GOAL: All entries are to be quoted exactly; the images stay out of the copy.

MATERIAL PROVIDED:
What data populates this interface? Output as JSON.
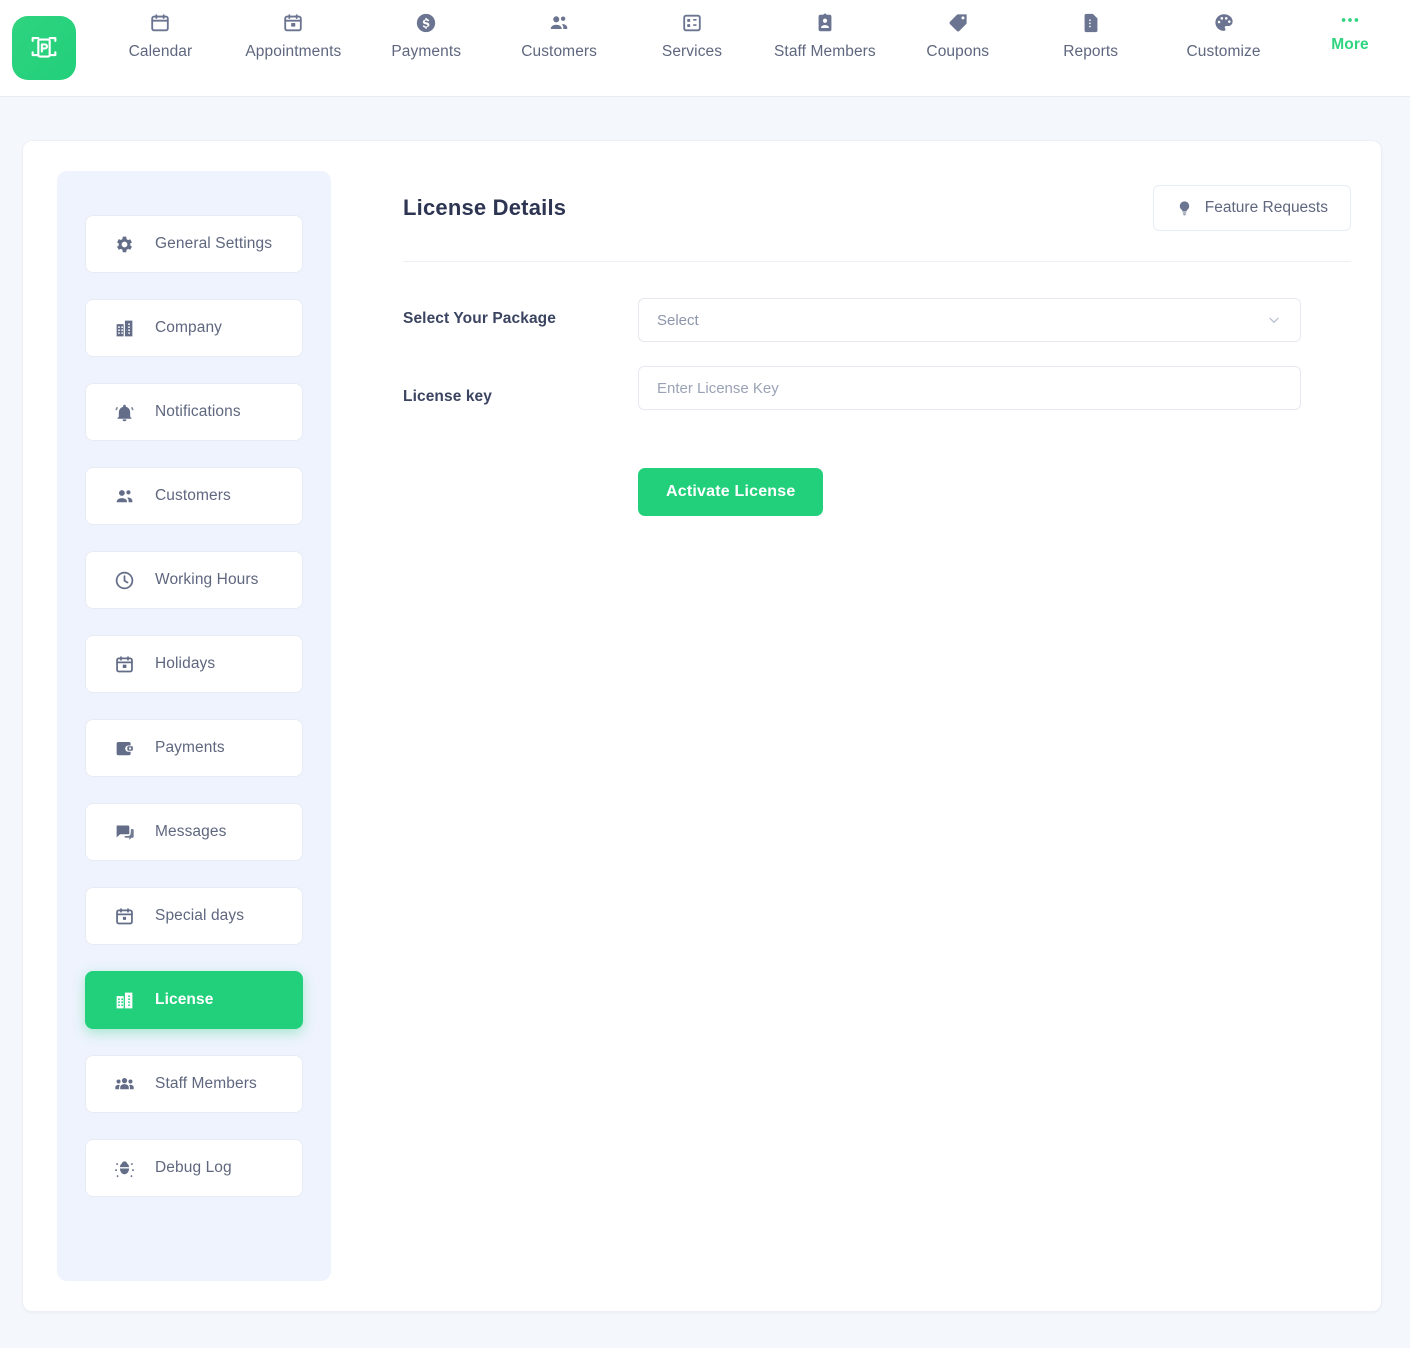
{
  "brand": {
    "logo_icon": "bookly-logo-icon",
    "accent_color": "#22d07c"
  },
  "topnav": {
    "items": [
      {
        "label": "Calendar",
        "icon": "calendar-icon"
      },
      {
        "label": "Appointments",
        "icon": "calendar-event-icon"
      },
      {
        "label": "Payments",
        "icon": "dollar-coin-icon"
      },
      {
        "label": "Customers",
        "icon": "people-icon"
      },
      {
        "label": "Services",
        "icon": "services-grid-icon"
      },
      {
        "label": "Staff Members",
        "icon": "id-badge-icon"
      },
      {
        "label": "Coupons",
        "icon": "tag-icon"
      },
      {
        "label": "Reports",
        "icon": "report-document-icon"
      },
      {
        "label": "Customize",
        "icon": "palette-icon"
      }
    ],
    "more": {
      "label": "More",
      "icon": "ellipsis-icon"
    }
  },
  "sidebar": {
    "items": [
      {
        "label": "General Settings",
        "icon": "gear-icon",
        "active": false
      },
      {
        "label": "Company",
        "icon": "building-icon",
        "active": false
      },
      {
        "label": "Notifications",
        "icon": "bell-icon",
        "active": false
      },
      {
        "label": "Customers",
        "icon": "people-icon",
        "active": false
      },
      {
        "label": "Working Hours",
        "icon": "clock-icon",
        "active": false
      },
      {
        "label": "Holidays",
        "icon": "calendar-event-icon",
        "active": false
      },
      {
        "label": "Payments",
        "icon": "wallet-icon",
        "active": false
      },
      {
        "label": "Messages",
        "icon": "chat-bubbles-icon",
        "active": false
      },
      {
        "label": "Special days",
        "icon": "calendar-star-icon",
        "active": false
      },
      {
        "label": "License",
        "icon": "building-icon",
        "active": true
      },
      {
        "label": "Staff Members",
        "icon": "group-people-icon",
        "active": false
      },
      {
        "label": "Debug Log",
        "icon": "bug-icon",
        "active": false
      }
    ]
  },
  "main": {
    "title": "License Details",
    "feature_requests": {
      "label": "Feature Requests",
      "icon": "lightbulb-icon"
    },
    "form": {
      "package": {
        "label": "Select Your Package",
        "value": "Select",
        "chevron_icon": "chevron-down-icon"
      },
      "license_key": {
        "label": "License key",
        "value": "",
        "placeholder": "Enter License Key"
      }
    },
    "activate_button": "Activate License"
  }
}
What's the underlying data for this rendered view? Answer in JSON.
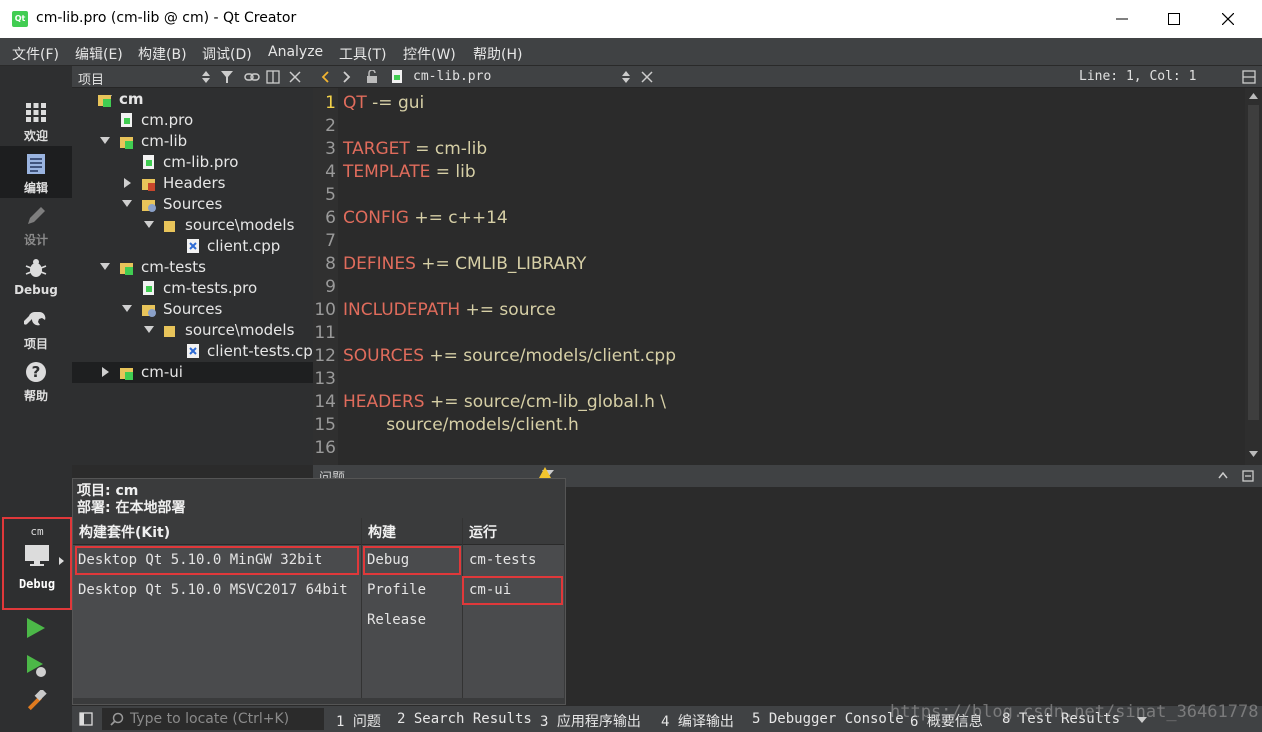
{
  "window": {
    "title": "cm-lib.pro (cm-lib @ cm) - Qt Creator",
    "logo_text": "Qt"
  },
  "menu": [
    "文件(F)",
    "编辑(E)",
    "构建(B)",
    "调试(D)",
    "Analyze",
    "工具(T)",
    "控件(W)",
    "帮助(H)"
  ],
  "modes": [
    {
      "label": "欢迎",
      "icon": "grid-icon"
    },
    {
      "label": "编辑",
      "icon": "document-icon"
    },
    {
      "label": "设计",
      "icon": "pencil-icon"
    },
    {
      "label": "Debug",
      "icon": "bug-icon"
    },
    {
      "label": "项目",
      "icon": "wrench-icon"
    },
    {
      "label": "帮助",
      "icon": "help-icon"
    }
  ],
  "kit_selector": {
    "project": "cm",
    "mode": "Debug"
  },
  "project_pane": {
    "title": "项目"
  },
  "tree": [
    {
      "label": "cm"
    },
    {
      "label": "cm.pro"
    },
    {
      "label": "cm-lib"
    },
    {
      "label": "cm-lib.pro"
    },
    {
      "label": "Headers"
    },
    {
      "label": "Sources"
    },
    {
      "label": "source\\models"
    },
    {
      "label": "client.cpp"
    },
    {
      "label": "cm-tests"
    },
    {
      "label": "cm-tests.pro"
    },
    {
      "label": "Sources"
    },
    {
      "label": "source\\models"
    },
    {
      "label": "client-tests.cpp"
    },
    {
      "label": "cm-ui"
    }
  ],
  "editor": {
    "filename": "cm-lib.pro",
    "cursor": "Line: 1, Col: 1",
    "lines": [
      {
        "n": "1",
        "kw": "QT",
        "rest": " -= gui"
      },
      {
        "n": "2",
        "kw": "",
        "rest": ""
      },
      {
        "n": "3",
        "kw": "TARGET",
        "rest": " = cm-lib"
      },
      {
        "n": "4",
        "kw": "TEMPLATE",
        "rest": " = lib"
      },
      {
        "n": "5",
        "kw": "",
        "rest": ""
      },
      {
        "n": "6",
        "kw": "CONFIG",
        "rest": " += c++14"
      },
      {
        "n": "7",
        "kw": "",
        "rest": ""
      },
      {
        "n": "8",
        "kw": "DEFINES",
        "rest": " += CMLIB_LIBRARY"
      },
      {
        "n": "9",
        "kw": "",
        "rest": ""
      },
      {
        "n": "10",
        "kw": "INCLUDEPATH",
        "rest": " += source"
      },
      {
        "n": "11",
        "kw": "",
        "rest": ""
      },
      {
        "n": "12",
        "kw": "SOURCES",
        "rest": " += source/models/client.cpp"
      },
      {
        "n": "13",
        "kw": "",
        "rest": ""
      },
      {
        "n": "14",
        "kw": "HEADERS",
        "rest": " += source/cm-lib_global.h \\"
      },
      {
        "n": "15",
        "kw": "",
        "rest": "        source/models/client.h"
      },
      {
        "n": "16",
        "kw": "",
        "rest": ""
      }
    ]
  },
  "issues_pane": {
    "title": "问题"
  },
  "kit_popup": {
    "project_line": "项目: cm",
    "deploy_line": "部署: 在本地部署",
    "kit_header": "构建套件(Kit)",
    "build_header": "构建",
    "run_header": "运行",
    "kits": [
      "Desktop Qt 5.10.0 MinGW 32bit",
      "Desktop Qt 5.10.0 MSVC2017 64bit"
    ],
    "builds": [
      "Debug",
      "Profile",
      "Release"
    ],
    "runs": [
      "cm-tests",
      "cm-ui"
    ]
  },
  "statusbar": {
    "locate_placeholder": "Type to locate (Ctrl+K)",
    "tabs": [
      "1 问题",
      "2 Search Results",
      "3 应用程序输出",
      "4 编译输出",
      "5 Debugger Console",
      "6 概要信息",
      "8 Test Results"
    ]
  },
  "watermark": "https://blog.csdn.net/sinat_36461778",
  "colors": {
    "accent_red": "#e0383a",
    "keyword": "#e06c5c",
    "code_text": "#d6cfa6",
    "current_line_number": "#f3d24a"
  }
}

COMPLETED TASK:
What data populates this interface? Output as JSON.
{
  "brand": {
    "logo_icon": "bookly-logo-icon",
    "accent_color": "#22d07c"
  },
  "topnav": {
    "items": [
      {
        "label": "Calendar",
        "icon": "calendar-icon"
      },
      {
        "label": "Appointments",
        "icon": "calendar-event-icon"
      },
      {
        "label": "Payments",
        "icon": "dollar-coin-icon"
      },
      {
        "label": "Customers",
        "icon": "people-icon"
      },
      {
        "label": "Services",
        "icon": "services-grid-icon"
      },
      {
        "label": "Staff Members",
        "icon": "id-badge-icon"
      },
      {
        "label": "Coupons",
        "icon": "tag-icon"
      },
      {
        "label": "Reports",
        "icon": "report-document-icon"
      },
      {
        "label": "Customize",
        "icon": "palette-icon"
      }
    ],
    "more": {
      "label": "More",
      "icon": "ellipsis-icon"
    }
  },
  "sidebar": {
    "items": [
      {
        "label": "General Settings",
        "icon": "gear-icon",
        "active": false
      },
      {
        "label": "Company",
        "icon": "building-icon",
        "active": false
      },
      {
        "label": "Notifications",
        "icon": "bell-icon",
        "active": false
      },
      {
        "label": "Customers",
        "icon": "people-icon",
        "active": false
      },
      {
        "label": "Working Hours",
        "icon": "clock-icon",
        "active": false
      },
      {
        "label": "Holidays",
        "icon": "calendar-event-icon",
        "active": false
      },
      {
        "label": "Payments",
        "icon": "wallet-icon",
        "active": false
      },
      {
        "label": "Messages",
        "icon": "chat-bubbles-icon",
        "active": false
      },
      {
        "label": "Special days",
        "icon": "calendar-star-icon",
        "active": false
      },
      {
        "label": "License",
        "icon": "building-icon",
        "active": true
      },
      {
        "label": "Staff Members",
        "icon": "group-people-icon",
        "active": false
      },
      {
        "label": "Debug Log",
        "icon": "bug-icon",
        "active": false
      }
    ]
  },
  "main": {
    "title": "License Details",
    "feature_requests": {
      "label": "Feature Requests",
      "icon": "lightbulb-icon"
    },
    "form": {
      "package": {
        "label": "Select Your Package",
        "value": "Select",
        "chevron_icon": "chevron-down-icon"
      },
      "license_key": {
        "label": "License key",
        "value": "",
        "placeholder": "Enter License Key"
      }
    },
    "activate_button": "Activate License"
  }
}
What's the underlying data for this rendered view? Answer in JSON.
{
  "window": {
    "title": "cm-lib.pro (cm-lib @ cm) - Qt Creator",
    "logo_text": "Qt"
  },
  "menu": [
    "文件(F)",
    "编辑(E)",
    "构建(B)",
    "调试(D)",
    "Analyze",
    "工具(T)",
    "控件(W)",
    "帮助(H)"
  ],
  "modes": [
    {
      "label": "欢迎",
      "icon": "grid-icon"
    },
    {
      "label": "编辑",
      "icon": "document-icon"
    },
    {
      "label": "设计",
      "icon": "pencil-icon"
    },
    {
      "label": "Debug",
      "icon": "bug-icon"
    },
    {
      "label": "项目",
      "icon": "wrench-icon"
    },
    {
      "label": "帮助",
      "icon": "help-icon"
    }
  ],
  "kit_selector": {
    "project": "cm",
    "mode": "Debug"
  },
  "project_pane": {
    "title": "项目"
  },
  "tree": [
    {
      "label": "cm"
    },
    {
      "label": "cm.pro"
    },
    {
      "label": "cm-lib"
    },
    {
      "label": "cm-lib.pro"
    },
    {
      "label": "Headers"
    },
    {
      "label": "Sources"
    },
    {
      "label": "source\\models"
    },
    {
      "label": "client.cpp"
    },
    {
      "label": "cm-tests"
    },
    {
      "label": "cm-tests.pro"
    },
    {
      "label": "Sources"
    },
    {
      "label": "source\\models"
    },
    {
      "label": "client-tests.cpp"
    },
    {
      "label": "cm-ui"
    }
  ],
  "editor": {
    "filename": "cm-lib.pro",
    "cursor": "Line: 1, Col: 1",
    "lines": [
      {
        "n": "1",
        "kw": "QT",
        "rest": " -= gui"
      },
      {
        "n": "2",
        "kw": "",
        "rest": ""
      },
      {
        "n": "3",
        "kw": "TARGET",
        "rest": " = cm-lib"
      },
      {
        "n": "4",
        "kw": "TEMPLATE",
        "rest": " = lib"
      },
      {
        "n": "5",
        "kw": "",
        "rest": ""
      },
      {
        "n": "6",
        "kw": "CONFIG",
        "rest": " += c++14"
      },
      {
        "n": "7",
        "kw": "",
        "rest": ""
      },
      {
        "n": "8",
        "kw": "DEFINES",
        "rest": " += CMLIB_LIBRARY"
      },
      {
        "n": "9",
        "kw": "",
        "rest": ""
      },
      {
        "n": "10",
        "kw": "INCLUDEPATH",
        "rest": " += source"
      },
      {
        "n": "11",
        "kw": "",
        "rest": ""
      },
      {
        "n": "12",
        "kw": "SOURCES",
        "rest": " += source/models/client.cpp"
      },
      {
        "n": "13",
        "kw": "",
        "rest": ""
      },
      {
        "n": "14",
        "kw": "HEADERS",
        "rest": " += source/cm-lib_global.h \\"
      },
      {
        "n": "15",
        "kw": "",
        "rest": "        source/models/client.h"
      },
      {
        "n": "16",
        "kw": "",
        "rest": ""
      }
    ]
  },
  "issues_pane": {
    "title": "问题"
  },
  "kit_popup": {
    "project_line": "项目: cm",
    "deploy_line": "部署: 在本地部署",
    "kit_header": "构建套件(Kit)",
    "build_header": "构建",
    "run_header": "运行",
    "kits": [
      "Desktop Qt 5.10.0 MinGW 32bit",
      "Desktop Qt 5.10.0 MSVC2017 64bit"
    ],
    "builds": [
      "Debug",
      "Profile",
      "Release"
    ],
    "runs": [
      "cm-tests",
      "cm-ui"
    ]
  },
  "statusbar": {
    "locate_placeholder": "Type to locate (Ctrl+K)",
    "tabs": [
      "1 问题",
      "2 Search Results",
      "3 应用程序输出",
      "4 编译输出",
      "5 Debugger Console",
      "6 概要信息",
      "8 Test Results"
    ]
  },
  "watermark": "https://blog.csdn.net/sinat_36461778",
  "colors": {
    "accent_red": "#e0383a",
    "keyword": "#e06c5c",
    "code_text": "#d6cfa6",
    "current_line_number": "#f3d24a"
  }
}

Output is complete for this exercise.